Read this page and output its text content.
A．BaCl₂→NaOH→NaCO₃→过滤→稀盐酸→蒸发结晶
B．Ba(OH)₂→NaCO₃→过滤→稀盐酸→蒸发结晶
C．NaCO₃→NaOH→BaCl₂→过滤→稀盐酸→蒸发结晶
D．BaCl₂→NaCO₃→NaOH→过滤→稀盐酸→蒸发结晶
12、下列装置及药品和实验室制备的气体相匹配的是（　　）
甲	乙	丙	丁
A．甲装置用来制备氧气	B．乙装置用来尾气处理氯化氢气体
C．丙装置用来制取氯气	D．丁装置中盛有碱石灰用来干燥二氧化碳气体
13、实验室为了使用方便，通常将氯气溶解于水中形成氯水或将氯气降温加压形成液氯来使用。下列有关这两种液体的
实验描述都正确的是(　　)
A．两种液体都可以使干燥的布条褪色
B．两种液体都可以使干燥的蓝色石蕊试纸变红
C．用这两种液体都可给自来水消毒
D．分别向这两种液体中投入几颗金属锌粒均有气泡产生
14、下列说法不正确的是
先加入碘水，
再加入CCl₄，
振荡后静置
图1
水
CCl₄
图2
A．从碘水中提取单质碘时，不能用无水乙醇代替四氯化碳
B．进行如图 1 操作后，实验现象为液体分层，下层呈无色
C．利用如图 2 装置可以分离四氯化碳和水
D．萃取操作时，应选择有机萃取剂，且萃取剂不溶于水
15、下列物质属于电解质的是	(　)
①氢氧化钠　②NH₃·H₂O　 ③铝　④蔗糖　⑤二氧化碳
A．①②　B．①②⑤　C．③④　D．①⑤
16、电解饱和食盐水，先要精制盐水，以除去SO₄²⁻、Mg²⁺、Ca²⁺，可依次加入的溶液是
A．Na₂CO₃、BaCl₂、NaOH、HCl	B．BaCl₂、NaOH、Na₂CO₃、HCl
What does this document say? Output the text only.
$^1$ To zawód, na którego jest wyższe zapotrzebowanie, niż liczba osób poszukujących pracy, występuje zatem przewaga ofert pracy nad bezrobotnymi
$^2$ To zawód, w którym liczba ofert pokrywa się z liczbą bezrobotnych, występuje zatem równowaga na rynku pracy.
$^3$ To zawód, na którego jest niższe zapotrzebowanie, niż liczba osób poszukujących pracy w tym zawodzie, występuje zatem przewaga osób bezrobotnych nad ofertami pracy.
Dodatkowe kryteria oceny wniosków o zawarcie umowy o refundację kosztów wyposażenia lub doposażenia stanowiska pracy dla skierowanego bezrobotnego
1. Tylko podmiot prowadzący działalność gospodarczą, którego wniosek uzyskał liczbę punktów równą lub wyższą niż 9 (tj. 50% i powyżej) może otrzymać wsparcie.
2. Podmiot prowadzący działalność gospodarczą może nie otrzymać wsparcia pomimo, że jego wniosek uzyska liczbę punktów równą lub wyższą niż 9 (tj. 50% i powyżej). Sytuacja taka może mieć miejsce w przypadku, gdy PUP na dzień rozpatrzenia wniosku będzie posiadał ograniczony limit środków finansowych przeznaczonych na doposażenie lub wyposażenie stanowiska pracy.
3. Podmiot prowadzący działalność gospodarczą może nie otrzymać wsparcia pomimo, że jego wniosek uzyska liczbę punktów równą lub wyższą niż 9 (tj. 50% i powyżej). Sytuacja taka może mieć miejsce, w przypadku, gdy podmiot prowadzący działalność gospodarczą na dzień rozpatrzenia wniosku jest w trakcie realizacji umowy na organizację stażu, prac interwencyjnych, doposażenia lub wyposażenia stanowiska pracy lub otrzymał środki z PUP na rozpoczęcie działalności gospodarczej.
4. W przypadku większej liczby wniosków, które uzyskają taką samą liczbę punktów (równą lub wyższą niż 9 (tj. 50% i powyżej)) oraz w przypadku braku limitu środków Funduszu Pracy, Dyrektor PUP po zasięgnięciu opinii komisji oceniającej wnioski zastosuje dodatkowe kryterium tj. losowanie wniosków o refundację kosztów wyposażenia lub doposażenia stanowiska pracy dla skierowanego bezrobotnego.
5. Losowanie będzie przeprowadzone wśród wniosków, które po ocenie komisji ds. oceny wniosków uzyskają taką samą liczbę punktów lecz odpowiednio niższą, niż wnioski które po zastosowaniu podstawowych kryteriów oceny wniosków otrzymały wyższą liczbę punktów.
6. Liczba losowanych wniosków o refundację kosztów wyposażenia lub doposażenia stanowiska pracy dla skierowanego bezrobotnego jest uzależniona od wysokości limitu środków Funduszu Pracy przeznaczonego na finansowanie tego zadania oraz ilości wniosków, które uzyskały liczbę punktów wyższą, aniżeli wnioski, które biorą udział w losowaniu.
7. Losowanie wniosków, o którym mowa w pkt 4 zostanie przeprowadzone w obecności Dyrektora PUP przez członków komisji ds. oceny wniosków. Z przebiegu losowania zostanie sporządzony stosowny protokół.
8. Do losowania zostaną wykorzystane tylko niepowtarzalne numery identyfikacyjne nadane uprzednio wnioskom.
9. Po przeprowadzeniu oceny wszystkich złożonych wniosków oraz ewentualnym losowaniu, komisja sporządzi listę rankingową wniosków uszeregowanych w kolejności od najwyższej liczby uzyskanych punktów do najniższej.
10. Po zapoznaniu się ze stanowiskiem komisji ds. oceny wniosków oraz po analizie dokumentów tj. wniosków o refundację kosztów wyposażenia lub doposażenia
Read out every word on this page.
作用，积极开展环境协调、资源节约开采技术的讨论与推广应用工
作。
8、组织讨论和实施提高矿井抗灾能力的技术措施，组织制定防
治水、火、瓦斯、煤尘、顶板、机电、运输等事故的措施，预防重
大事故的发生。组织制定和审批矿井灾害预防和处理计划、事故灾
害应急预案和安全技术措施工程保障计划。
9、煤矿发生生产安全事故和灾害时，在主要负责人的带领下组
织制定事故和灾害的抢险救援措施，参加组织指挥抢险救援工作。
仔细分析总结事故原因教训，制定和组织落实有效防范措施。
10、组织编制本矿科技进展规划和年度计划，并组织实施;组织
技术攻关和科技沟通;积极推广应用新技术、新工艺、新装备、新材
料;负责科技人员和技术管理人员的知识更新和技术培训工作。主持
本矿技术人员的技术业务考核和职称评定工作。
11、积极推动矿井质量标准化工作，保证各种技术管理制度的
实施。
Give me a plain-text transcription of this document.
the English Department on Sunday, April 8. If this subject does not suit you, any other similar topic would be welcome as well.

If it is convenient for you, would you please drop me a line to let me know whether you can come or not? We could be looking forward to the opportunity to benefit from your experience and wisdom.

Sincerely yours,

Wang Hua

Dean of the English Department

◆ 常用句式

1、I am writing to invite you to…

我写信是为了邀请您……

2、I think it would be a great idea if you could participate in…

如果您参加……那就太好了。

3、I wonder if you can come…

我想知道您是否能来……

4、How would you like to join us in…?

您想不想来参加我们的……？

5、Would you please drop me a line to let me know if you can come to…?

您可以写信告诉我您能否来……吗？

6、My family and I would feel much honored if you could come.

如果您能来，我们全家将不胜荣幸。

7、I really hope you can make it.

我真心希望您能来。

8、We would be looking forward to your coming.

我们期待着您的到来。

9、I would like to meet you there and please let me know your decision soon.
·····
▶ [YOUR GOAL]: From the line that contains "Give me a plain-text" down to the last line of the listing above, repeat each line exactly, and include nothing else.

▶ [FULL RESPONSE]:
Give me a plain-text transcription of this document.
the English Department on Sunday, April 8. If this subject does not suit you, any other similar topic would be welcome as well.

If it is convenient for you, would you please drop me a line to let me know whether you can come or not? We could be looking forward to the opportunity to benefit from your experience and wisdom.

Sincerely yours,

Wang Hua

Dean of the English Department

◆ 常用句式

1、I am writing to invite you to…

我写信是为了邀请您……

2、I think it would be a great idea if you could participate in…

如果您参加……那就太好了。

3、I wonder if you can come…

我想知道您是否能来……

4、How would you like to join us in…?

您想不想来参加我们的……？

5、Would you please drop me a line to let me know if you can come to…?

您可以写信告诉我您能否来……吗？

6、My family and I would feel much honored if you could come.

如果您能来，我们全家将不胜荣幸。

7、I really hope you can make it.

我真心希望您能来。

8、We would be looking forward to your coming.

我们期待着您的到来。

9、I would like to meet you there and please let me know your decision soon.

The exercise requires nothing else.